Source text »
--------------------------------
Wines from around Dubrovnik – Pošip, Plavac Mali, and Dingač

If you read my last post, you will know by now that Pošip and Plavac Mali are names of grapes used in South Dalmatia for varietal wines, white and red respectively. Also you will know that Pošip tends to be grown on the island of Korčula, while a lot of the Plavac Mali comes from the Pelješac Peninsula. Dingač on the other hand is a PDO name, for Plavac Mali wines from a particularly favourable site on Pelješac. Of the wines from around Dubrovnik, these are the ones that I tasted and drank enough of to get to know, and you will find them readily available if you visit.

Pošip

There was quite a variation in the Pošips I drank and tasted. None were exactly bad, but some were rather unexciting – neutral and fresh was the best you could say of them.
--------------------------------
Supplied material »
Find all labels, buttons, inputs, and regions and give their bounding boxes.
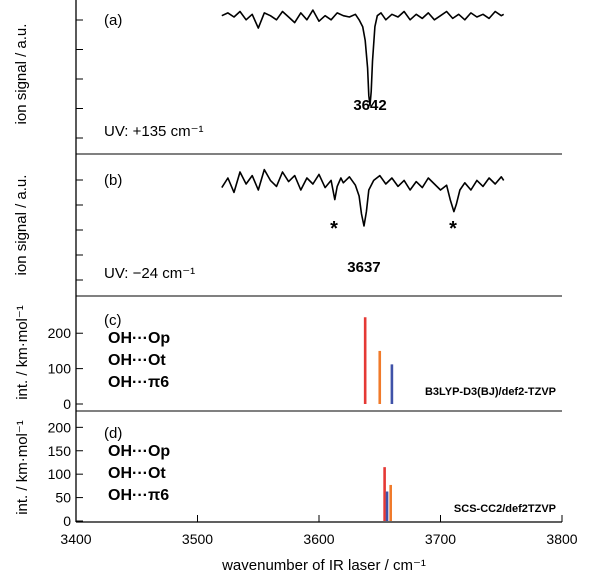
--------------------------------
Reproduce the text on Dubrovnik wines word for word, from its title through its final sentence.

Final result »
Wines from around Dubrovnik – Pošip, Plavac Mali, and Dingač

If you read my last post, you will know by now that Pošip and Plavac Mali are names of grapes used in South Dalmatia for varietal wines, white and red respectively. Also you will know that Pošip tends to be grown on the island of Korčula, while a lot of the Plavac Mali comes from the Pelješac Peninsula. Dingač on the other hand is a PDO name, for Plavac Mali wines from a particularly favourable site on Pelješac. Of the wines from around Dubrovnik, these are the ones that I tasted and drank enough of to get to know, and you will find them readily available if you visit.

Pošip

There was quite a variation in the Pošips I drank and tasted. None were exactly bad, but some were rather unexciting – neutral and fresh was the best you could say of them.